▶ **Task objective**
Copy each line of the entries that contains the word "manually".

▶ **Records shown**
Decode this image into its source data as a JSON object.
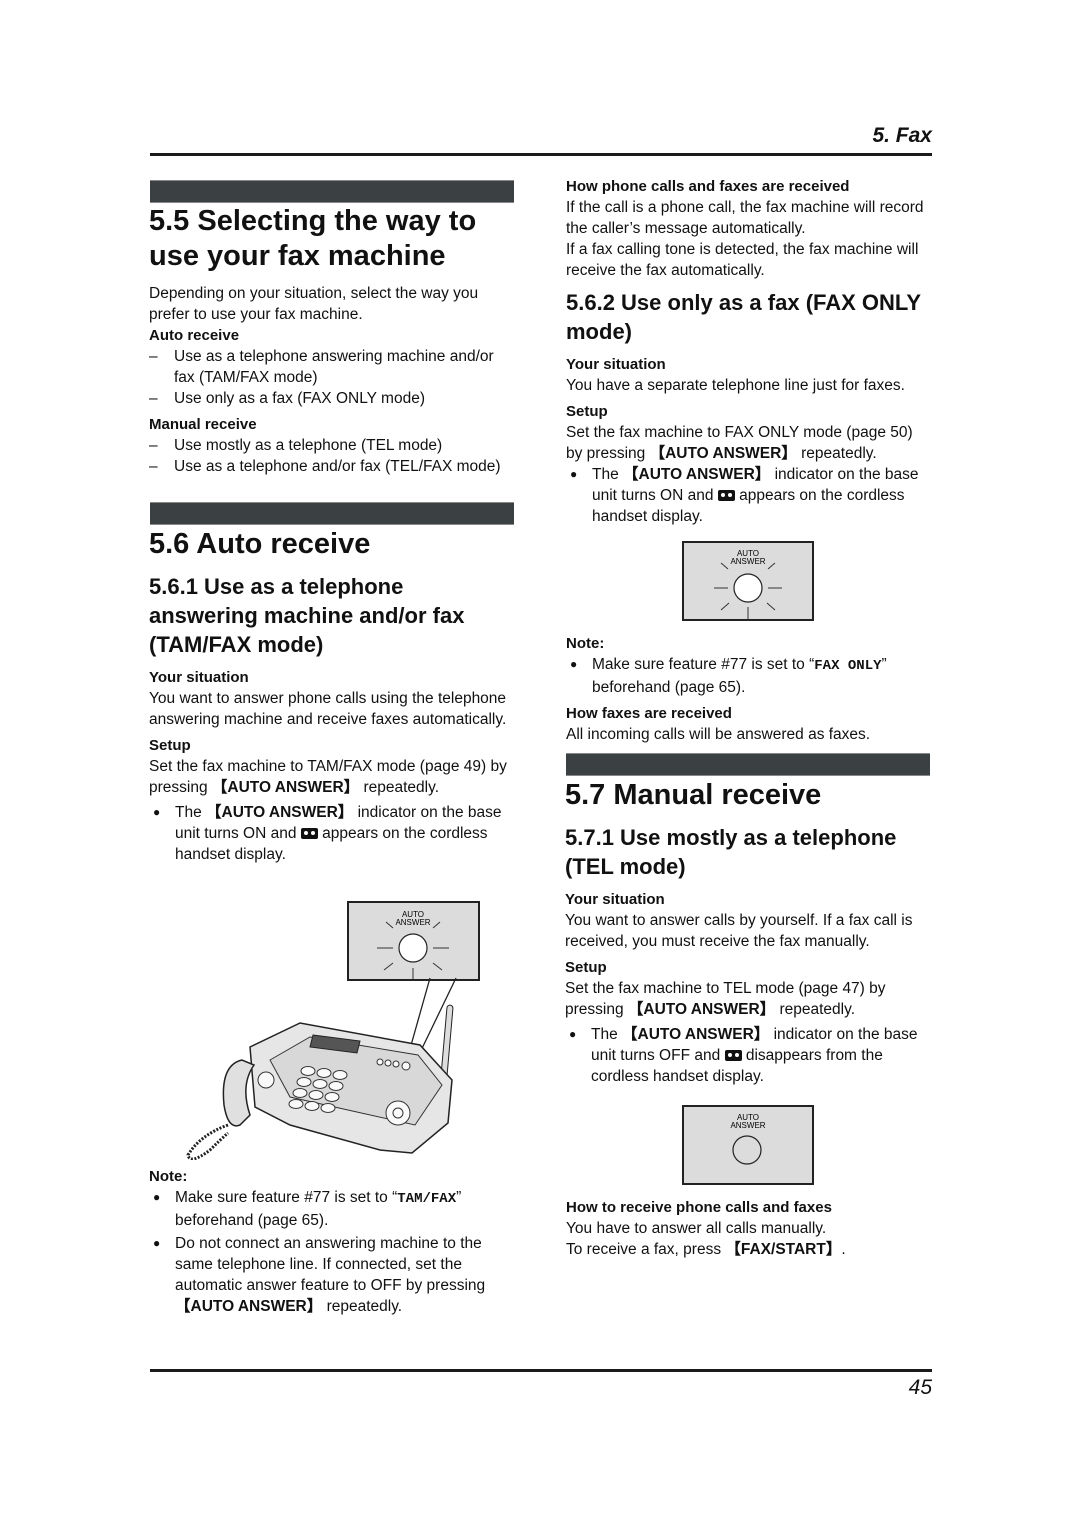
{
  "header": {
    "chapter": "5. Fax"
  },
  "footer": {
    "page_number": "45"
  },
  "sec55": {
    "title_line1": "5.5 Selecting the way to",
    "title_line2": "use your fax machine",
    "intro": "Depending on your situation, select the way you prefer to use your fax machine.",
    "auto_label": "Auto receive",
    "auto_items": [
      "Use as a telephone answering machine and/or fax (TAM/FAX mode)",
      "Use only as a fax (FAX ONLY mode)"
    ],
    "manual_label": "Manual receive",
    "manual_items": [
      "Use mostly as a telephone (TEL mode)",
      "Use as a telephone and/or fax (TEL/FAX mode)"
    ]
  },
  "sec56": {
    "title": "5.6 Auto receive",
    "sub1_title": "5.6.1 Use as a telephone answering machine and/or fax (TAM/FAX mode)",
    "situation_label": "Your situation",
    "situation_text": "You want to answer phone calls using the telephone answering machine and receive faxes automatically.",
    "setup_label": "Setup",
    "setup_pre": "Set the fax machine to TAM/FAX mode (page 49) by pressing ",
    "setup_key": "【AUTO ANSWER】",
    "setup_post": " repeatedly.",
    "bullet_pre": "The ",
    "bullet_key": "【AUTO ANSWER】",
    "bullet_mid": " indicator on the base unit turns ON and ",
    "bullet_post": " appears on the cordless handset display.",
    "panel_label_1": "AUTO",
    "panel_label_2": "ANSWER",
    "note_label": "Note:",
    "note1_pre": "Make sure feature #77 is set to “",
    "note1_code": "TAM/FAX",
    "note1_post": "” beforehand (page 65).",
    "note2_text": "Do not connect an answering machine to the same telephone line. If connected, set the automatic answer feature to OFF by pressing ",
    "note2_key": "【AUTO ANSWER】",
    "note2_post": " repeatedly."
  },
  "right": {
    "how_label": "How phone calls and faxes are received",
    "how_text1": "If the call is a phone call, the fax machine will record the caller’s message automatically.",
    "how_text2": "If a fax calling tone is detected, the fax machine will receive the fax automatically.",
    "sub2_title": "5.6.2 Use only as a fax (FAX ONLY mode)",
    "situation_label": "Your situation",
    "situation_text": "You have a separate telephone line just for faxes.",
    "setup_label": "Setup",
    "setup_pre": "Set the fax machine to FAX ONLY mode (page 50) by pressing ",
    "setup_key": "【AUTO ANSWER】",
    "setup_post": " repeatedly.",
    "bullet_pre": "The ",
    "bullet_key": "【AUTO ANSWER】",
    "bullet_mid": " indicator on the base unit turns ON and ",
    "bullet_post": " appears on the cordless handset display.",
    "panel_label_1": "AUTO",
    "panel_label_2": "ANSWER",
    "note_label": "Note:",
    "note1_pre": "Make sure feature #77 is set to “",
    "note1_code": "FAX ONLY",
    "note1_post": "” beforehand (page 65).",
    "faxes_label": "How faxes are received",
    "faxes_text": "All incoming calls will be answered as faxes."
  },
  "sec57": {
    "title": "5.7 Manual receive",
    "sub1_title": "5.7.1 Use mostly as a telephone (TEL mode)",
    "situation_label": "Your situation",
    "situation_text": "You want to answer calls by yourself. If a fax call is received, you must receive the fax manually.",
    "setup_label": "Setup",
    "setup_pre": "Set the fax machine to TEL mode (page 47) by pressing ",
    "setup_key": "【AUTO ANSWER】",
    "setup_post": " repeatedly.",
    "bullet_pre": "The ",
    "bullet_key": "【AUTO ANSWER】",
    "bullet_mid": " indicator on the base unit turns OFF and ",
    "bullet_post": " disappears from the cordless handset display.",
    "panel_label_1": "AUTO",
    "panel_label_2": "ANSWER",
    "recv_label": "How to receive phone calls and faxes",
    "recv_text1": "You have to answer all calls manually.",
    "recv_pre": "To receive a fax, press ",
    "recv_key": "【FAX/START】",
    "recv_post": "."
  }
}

---

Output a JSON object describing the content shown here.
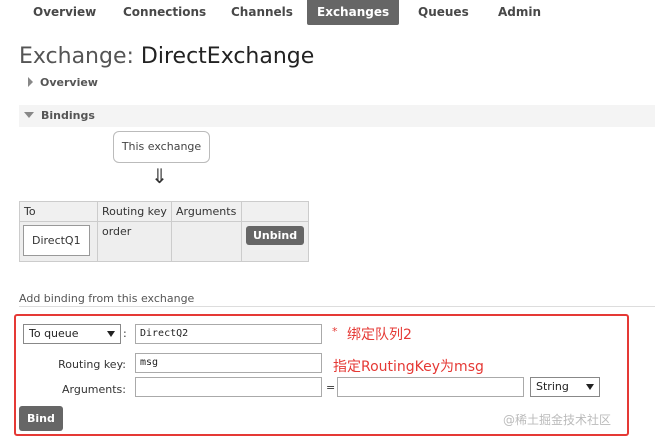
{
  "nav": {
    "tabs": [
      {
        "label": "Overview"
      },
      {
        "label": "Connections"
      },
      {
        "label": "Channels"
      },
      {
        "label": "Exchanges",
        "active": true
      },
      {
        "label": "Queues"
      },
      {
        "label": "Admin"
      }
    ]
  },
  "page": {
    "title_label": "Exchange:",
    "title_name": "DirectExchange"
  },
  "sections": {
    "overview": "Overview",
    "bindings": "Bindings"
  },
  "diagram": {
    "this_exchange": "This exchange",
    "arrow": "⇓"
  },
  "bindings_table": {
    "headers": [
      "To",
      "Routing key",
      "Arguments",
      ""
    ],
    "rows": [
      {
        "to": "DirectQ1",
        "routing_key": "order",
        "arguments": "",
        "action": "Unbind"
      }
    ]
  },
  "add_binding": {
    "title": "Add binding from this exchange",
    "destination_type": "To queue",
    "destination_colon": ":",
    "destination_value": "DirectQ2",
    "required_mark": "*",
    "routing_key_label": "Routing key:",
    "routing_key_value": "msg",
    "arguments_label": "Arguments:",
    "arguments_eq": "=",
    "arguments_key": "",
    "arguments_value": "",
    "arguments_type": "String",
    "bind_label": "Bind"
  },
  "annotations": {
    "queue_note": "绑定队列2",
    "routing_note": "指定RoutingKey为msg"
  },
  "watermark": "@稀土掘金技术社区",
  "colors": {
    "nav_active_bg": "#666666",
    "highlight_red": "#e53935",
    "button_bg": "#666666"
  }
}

▶ **Result below**
    "situation_text": "You want to answer calls by yourself. If a fax call is received, you must receive the fax manually.",
    "recv_text1": "You have to answer all calls manually.",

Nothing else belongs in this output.